Stated problem>
Print the listing below exactly.

>> start

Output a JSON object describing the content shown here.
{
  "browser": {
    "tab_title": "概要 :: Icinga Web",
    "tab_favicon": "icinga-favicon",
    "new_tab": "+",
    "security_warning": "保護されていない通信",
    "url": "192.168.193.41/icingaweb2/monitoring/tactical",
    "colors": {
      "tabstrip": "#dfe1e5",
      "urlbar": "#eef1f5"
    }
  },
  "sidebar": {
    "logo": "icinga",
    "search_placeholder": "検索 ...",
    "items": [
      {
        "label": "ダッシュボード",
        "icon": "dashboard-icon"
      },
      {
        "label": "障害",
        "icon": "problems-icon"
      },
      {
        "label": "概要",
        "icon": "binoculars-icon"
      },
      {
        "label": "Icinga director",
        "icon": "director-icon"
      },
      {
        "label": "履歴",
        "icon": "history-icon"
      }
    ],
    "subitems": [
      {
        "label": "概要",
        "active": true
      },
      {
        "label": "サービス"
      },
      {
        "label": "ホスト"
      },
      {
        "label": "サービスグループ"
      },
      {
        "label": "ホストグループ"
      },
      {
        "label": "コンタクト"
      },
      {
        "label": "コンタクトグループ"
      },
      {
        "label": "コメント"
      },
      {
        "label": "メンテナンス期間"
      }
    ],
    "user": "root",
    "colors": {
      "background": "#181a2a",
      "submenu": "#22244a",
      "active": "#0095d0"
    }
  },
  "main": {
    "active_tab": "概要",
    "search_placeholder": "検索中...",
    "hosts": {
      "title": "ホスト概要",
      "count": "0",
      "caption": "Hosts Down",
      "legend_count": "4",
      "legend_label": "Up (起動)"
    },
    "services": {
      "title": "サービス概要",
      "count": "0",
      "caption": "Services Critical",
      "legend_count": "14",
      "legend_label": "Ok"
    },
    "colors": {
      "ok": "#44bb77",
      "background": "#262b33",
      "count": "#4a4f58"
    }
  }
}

>> end

Task response>
Output a JSON object describing the content shown here.
{
  "browser": {
    "tab_title": "概要 :: Icinga Web",
    "tab_favicon": "icinga-favicon",
    "new_tab": "+",
    "security_warning": "保護されていない通信",
    "url": "192.168.193.41/icingaweb2/monitoring/tactical",
    "colors": {
      "tabstrip": "#dfe1e5",
      "urlbar": "#eef1f5"
    }
  },
  "sidebar": {
    "logo": "icinga",
    "search_placeholder": "検索 ...",
    "items": [
      {
        "label": "ダッシュボード",
        "icon": "dashboard-icon"
      },
      {
        "label": "障害",
        "icon": "problems-icon"
      },
      {
        "label": "概要",
        "icon": "binoculars-icon"
      },
      {
        "label": "Icinga director",
        "icon": "director-icon"
      },
      {
        "label": "履歴",
        "icon": "history-icon"
      }
    ],
    "subitems": [
      {
        "label": "概要",
        "active": true
      },
      {
        "label": "サービス"
      },
      {
        "label": "ホスト"
      },
      {
        "label": "サービスグループ"
      },
      {
        "label": "ホストグループ"
      },
      {
        "label": "コンタクト"
      },
      {
        "label": "コンタクトグループ"
      },
      {
        "label": "コメント"
      },
      {
        "label": "メンテナンス期間"
      }
    ],
    "user": "root",
    "colors": {
      "background": "#181a2a",
      "submenu": "#22244a",
      "active": "#0095d0"
    }
  },
  "main": {
    "active_tab": "概要",
    "search_placeholder": "検索中...",
    "hosts": {
      "title": "ホスト概要",
      "count": "0",
      "caption": "Hosts Down",
      "legend_count": "4",
      "legend_label": "Up (起動)"
    },
    "services": {
      "title": "サービス概要",
      "count": "0",
      "caption": "Services Critical",
      "legend_count": "14",
      "legend_label": "Ok"
    },
    "colors": {
      "ok": "#44bb77",
      "background": "#262b33",
      "count": "#4a4f58"
    }
  }
}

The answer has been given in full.